Retype each line of the material exactly, please, skipping any picture in it.

**Task input**:
______________________________
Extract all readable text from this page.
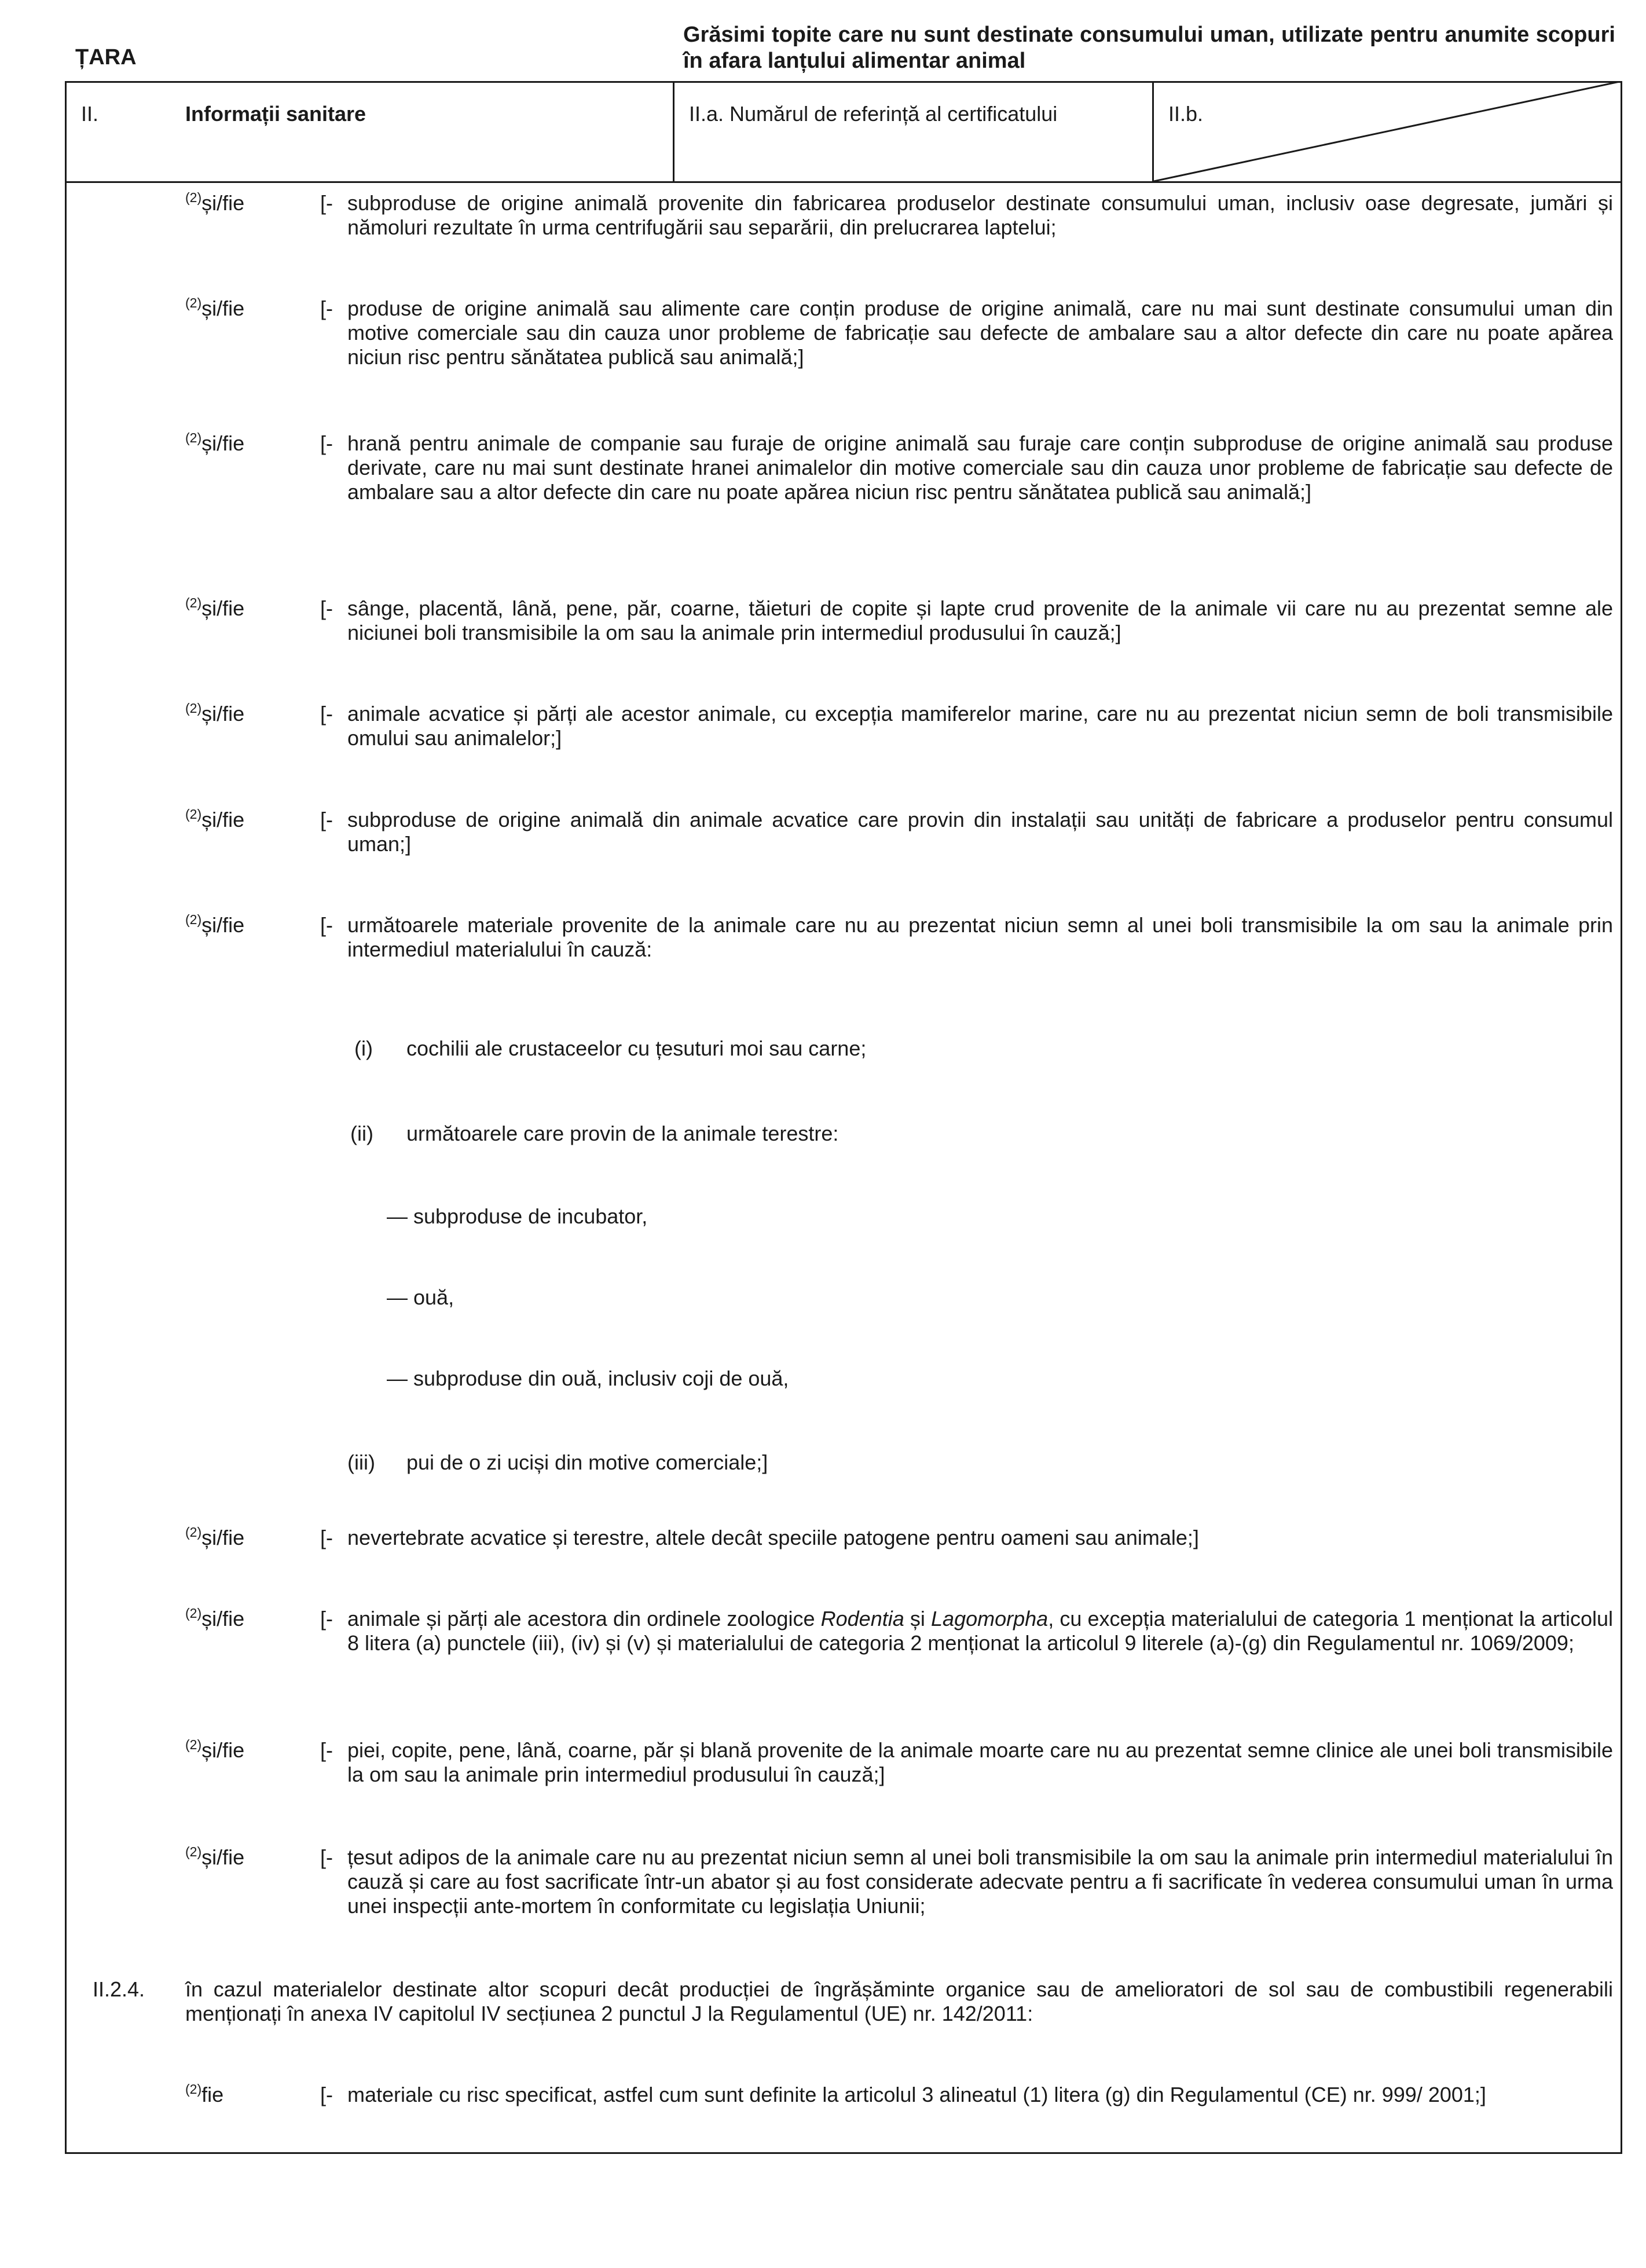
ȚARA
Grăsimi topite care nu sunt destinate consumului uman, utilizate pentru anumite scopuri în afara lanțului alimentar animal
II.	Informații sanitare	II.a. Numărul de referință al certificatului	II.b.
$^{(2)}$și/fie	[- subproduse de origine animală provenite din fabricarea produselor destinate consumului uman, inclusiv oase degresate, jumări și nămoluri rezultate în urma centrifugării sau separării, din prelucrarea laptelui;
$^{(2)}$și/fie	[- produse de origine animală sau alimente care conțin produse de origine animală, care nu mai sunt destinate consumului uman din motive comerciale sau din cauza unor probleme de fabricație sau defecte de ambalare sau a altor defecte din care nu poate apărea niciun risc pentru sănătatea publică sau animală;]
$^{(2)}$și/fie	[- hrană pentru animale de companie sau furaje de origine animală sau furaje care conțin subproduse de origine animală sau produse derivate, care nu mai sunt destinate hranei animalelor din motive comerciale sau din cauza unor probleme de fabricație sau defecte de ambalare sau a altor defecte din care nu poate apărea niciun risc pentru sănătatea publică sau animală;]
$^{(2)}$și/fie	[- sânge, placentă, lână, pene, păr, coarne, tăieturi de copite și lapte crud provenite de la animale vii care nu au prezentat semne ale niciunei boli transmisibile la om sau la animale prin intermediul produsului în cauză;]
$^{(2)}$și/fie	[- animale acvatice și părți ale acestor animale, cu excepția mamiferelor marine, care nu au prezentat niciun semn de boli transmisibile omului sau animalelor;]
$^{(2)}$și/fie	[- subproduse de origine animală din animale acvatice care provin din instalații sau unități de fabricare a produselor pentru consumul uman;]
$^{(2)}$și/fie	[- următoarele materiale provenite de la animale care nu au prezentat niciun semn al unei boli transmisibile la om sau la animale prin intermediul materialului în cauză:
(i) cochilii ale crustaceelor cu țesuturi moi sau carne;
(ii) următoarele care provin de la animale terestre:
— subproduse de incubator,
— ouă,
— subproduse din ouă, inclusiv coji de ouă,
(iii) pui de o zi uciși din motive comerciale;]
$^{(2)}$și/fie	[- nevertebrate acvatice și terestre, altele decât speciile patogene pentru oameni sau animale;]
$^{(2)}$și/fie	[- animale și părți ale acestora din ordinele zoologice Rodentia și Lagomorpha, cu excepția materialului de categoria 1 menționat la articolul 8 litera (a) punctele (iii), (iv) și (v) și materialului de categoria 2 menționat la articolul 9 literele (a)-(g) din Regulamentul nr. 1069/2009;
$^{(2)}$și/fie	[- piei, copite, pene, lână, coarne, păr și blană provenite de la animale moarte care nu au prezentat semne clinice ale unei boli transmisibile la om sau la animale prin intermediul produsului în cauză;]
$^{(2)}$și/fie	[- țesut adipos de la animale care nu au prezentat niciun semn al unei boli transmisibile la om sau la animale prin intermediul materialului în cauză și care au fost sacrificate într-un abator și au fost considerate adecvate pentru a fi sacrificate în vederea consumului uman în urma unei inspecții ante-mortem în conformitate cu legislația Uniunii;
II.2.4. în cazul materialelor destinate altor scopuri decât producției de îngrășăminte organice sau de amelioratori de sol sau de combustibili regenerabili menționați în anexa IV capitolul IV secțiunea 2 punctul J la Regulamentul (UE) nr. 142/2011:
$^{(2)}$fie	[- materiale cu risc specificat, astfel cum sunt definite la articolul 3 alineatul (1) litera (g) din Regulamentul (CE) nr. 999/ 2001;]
______________________________
**Completed task**:
Extract all readable text from this page.
ȚARA
Grăsimi topite care nu sunt destinate consumului uman, utilizate pentru anumite scopuri în afara lanțului alimentar animal
II.	Informații sanitare	II.a. Numărul de referință al certificatului	II.b.
$^{(2)}$și/fie	[- subproduse de origine animală provenite din fabricarea produselor destinate consumului uman, inclusiv oase degresate, jumări și nămoluri rezultate în urma centrifugării sau separării, din prelucrarea laptelui;
$^{(2)}$și/fie	[- produse de origine animală sau alimente care conțin produse de origine animală, care nu mai sunt destinate consumului uman din motive comerciale sau din cauza unor probleme de fabricație sau defecte de ambalare sau a altor defecte din care nu poate apărea niciun risc pentru sănătatea publică sau animală;]
$^{(2)}$și/fie	[- hrană pentru animale de companie sau furaje de origine animală sau furaje care conțin subproduse de origine animală sau produse derivate, care nu mai sunt destinate hranei animalelor din motive comerciale sau din cauza unor probleme de fabricație sau defecte de ambalare sau a altor defecte din care nu poate apărea niciun risc pentru sănătatea publică sau animală;]
$^{(2)}$și/fie	[- sânge, placentă, lână, pene, păr, coarne, tăieturi de copite și lapte crud provenite de la animale vii care nu au prezentat semne ale niciunei boli transmisibile la om sau la animale prin intermediul produsului în cauză;]
$^{(2)}$și/fie	[- animale acvatice și părți ale acestor animale, cu excepția mamiferelor marine, care nu au prezentat niciun semn de boli transmisibile omului sau animalelor;]
$^{(2)}$și/fie	[- subproduse de origine animală din animale acvatice care provin din instalații sau unități de fabricare a produselor pentru consumul uman;]
$^{(2)}$și/fie	[- următoarele materiale provenite de la animale care nu au prezentat niciun semn al unei boli transmisibile la om sau la animale prin intermediul materialului în cauză:
(i) cochilii ale crustaceelor cu țesuturi moi sau carne;
(ii) următoarele care provin de la animale terestre:
— subproduse de incubator,
— ouă,
— subproduse din ouă, inclusiv coji de ouă,
(iii) pui de o zi uciși din motive comerciale;]
$^{(2)}$și/fie	[- nevertebrate acvatice și terestre, altele decât speciile patogene pentru oameni sau animale;]
$^{(2)}$și/fie	[- animale și părți ale acestora din ordinele zoologice Rodentia și Lagomorpha, cu excepția materialului de categoria 1 menționat la articolul 8 litera (a) punctele (iii), (iv) și (v) și materialului de categoria 2 menționat la articolul 9 literele (a)-(g) din Regulamentul nr. 1069/2009;
$^{(2)}$și/fie	[- piei, copite, pene, lână, coarne, păr și blană provenite de la animale moarte care nu au prezentat semne clinice ale unei boli transmisibile la om sau la animale prin intermediul produsului în cauză;]
$^{(2)}$și/fie	[- țesut adipos de la animale care nu au prezentat niciun semn al unei boli transmisibile la om sau la animale prin intermediul materialului în cauză și care au fost sacrificate într-un abator și au fost considerate adecvate pentru a fi sacrificate în vederea consumului uman în urma unei inspecții ante-mortem în conformitate cu legislația Uniunii;
II.2.4. în cazul materialelor destinate altor scopuri decât producției de îngrășăminte organice sau de amelioratori de sol sau de combustibili regenerabili menționați în anexa IV capitolul IV secțiunea 2 punctul J la Regulamentul (UE) nr. 142/2011:
$^{(2)}$fie	[- materiale cu risc specificat, astfel cum sunt definite la articolul 3 alineatul (1) litera (g) din Regulamentul (CE) nr. 999/ 2001;]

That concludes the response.